Stored data entries:
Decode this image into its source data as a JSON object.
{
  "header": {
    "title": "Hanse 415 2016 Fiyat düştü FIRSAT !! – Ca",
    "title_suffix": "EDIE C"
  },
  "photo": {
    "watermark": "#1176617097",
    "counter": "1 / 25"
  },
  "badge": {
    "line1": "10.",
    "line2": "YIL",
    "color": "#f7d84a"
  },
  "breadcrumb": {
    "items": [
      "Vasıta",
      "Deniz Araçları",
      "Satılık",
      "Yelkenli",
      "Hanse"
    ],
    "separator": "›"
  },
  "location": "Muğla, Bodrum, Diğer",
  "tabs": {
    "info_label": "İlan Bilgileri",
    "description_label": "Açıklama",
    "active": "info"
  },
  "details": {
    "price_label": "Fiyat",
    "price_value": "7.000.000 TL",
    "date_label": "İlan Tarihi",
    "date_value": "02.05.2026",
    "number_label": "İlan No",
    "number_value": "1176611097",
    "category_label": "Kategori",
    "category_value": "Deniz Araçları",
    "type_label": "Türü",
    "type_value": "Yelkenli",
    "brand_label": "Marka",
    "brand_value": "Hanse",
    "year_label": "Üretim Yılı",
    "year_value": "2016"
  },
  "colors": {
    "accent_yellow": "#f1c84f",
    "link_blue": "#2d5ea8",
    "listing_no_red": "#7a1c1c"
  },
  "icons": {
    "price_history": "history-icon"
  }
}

...

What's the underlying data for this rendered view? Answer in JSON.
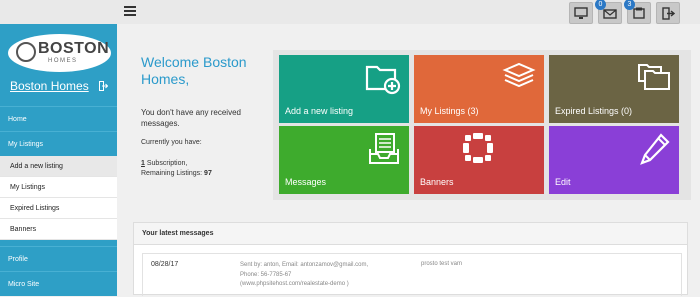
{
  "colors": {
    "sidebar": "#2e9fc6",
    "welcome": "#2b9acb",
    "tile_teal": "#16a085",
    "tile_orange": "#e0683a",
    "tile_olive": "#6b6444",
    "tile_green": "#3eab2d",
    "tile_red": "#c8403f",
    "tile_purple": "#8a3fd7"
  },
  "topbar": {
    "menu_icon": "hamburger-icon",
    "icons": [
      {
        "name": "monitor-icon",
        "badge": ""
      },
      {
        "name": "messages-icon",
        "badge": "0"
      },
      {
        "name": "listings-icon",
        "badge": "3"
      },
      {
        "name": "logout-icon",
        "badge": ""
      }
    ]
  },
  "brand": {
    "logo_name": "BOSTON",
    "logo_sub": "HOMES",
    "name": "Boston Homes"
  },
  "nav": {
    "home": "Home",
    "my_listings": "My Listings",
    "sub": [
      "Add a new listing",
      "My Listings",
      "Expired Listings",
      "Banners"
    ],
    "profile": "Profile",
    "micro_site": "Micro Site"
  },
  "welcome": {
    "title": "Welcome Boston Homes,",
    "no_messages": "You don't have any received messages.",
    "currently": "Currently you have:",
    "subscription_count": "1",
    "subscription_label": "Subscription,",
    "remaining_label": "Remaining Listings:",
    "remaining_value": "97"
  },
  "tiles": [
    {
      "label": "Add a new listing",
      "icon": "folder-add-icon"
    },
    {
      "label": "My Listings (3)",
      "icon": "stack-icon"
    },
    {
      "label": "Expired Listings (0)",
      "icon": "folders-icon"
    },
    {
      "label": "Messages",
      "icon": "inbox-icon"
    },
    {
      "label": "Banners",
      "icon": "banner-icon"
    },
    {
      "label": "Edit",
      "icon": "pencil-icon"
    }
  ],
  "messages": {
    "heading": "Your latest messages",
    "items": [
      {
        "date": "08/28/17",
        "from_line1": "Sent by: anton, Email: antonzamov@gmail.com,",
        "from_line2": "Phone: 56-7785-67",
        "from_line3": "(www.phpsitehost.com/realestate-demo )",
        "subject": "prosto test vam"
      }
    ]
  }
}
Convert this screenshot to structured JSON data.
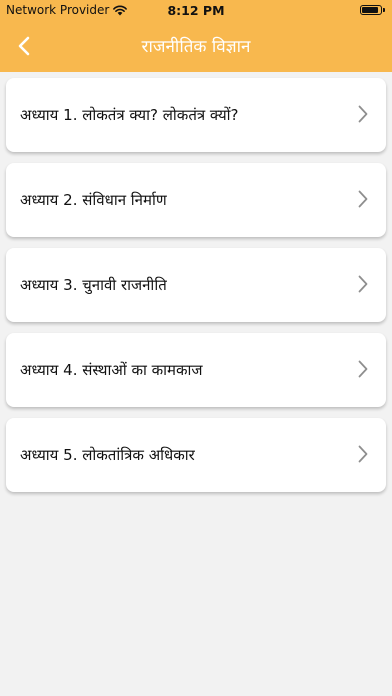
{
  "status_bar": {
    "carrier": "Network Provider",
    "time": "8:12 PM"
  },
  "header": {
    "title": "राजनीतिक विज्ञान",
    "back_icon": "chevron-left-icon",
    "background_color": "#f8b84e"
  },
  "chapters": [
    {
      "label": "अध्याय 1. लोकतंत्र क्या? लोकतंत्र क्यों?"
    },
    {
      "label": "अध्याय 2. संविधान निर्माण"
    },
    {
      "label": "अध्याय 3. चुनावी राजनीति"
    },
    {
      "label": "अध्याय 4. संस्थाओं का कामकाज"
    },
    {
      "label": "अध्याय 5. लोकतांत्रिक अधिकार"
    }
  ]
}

---

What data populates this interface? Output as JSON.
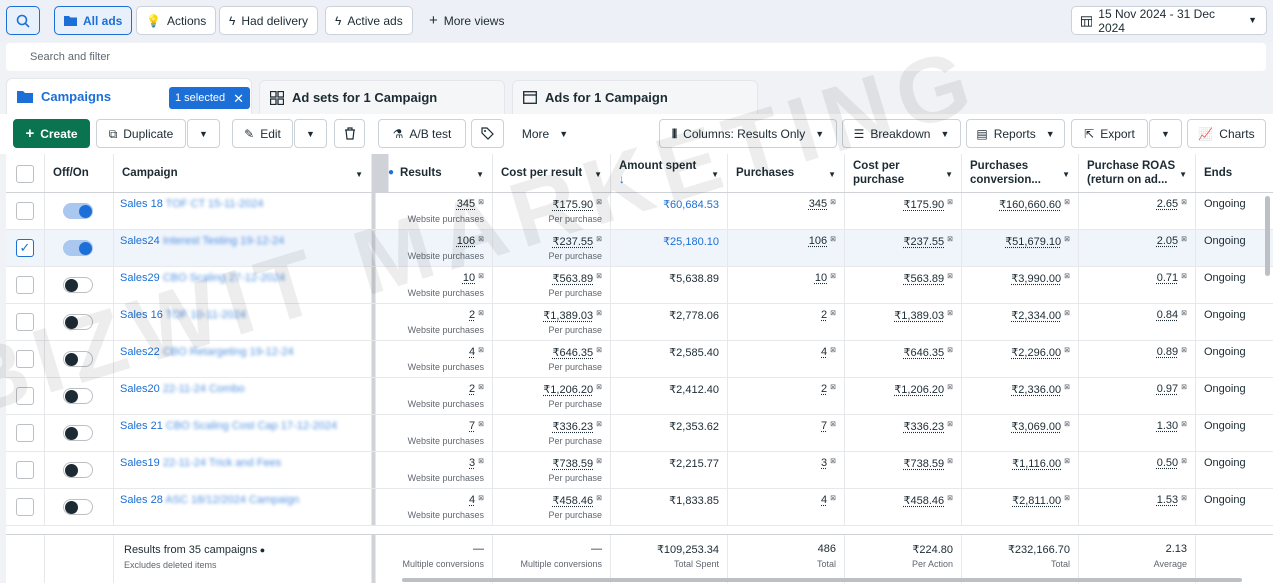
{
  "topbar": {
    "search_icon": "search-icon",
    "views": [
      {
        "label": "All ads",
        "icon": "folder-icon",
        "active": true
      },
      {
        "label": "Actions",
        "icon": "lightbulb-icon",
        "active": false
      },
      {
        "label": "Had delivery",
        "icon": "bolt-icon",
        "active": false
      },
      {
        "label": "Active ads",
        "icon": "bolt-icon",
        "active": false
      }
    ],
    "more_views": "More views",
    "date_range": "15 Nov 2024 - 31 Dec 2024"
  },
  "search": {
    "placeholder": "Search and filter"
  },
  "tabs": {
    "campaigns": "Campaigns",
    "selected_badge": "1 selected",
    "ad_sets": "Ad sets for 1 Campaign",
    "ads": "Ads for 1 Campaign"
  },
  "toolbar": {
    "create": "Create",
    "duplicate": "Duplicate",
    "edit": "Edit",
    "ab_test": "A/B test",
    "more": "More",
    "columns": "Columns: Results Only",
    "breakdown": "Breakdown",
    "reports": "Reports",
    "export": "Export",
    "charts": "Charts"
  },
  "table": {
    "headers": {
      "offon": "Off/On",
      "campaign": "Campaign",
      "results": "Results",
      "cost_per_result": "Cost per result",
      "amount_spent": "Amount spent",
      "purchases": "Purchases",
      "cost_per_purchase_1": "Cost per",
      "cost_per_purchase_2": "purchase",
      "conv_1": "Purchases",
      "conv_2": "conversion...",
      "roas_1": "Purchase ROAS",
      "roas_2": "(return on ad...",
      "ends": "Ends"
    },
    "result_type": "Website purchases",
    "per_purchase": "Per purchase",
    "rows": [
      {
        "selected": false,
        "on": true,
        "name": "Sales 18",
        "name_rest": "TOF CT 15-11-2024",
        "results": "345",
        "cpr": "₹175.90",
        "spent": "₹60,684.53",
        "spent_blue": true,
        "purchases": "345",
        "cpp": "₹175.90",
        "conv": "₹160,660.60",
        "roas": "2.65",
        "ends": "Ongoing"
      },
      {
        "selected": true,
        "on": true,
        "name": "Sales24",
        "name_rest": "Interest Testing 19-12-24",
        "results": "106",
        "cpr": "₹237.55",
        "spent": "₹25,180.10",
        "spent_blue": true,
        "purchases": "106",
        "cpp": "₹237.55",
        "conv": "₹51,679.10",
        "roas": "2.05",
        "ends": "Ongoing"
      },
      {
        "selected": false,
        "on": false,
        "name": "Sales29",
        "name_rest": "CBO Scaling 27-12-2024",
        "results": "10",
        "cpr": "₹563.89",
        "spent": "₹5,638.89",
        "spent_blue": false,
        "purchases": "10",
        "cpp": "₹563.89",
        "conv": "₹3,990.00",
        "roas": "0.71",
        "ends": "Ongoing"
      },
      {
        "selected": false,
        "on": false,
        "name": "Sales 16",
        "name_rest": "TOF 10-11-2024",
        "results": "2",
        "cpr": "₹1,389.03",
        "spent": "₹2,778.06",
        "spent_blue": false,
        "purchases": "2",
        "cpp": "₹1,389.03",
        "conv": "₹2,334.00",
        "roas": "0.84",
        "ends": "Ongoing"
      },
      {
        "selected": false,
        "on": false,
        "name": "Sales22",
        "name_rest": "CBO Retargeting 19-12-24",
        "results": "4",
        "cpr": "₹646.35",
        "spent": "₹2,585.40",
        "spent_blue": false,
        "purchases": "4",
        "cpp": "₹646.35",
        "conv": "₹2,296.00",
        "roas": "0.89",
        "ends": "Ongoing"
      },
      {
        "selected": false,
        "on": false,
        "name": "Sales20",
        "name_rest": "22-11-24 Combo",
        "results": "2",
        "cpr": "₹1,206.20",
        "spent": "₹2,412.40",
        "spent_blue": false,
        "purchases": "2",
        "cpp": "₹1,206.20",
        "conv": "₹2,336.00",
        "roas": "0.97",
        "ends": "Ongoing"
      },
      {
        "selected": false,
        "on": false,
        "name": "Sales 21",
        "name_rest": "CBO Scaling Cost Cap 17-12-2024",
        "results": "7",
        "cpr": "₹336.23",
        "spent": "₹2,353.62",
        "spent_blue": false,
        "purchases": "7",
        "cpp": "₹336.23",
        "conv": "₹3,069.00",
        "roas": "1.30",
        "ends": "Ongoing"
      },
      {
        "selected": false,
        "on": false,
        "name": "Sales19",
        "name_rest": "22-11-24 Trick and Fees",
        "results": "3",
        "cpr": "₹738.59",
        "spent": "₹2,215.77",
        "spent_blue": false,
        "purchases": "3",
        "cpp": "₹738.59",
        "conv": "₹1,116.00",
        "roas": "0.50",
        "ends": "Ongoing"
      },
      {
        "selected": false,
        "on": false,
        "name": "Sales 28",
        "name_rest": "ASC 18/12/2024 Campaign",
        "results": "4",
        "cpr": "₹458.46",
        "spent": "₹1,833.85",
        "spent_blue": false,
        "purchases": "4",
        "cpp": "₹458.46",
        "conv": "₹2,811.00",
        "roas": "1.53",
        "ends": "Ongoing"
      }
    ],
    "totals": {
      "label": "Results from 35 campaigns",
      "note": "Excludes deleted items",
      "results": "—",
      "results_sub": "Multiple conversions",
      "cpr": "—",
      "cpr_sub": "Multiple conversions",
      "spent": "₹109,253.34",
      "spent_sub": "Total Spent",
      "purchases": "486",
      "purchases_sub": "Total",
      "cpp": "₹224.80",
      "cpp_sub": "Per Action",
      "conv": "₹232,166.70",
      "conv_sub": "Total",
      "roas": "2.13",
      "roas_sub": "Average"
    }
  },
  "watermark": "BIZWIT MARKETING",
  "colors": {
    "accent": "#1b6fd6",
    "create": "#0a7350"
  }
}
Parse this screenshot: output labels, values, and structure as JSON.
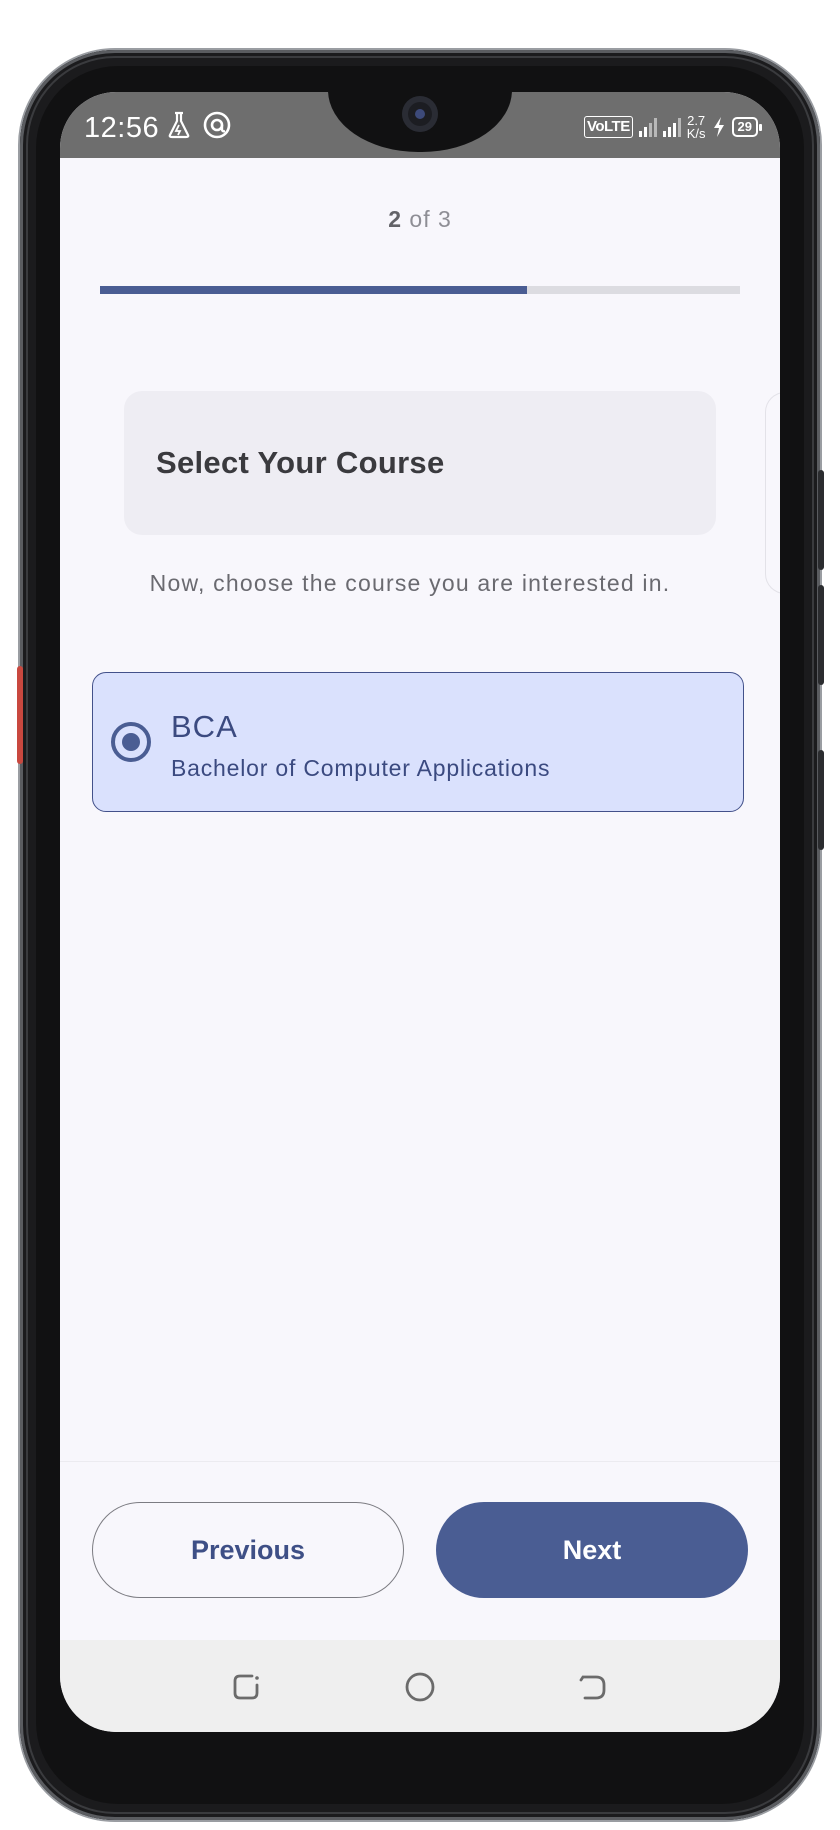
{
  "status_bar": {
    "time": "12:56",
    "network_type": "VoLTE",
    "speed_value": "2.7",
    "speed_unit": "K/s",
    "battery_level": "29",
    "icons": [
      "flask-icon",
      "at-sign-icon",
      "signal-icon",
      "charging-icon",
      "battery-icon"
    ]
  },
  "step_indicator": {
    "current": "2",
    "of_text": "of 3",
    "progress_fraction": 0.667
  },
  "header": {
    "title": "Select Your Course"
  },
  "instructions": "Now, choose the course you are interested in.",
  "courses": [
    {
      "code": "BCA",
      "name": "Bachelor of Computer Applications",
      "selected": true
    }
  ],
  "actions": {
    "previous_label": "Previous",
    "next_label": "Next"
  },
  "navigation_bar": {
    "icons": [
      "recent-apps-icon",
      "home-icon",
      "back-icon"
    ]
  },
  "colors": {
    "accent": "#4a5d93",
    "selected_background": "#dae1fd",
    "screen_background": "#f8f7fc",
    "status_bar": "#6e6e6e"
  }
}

▶ **YOUR OBJECTIVE**
Which lines above contain "this"? Show each of them.

▶ **SOLUTION**
Decode this image into its source data as a JSON object.
What's the underlying data for this rendered view? Answer in JSON.
Convert this screenshot to structured JSON data.
What data populates this interface? Output as JSON.
Parse this screenshot: output labels, values, and structure as JSON.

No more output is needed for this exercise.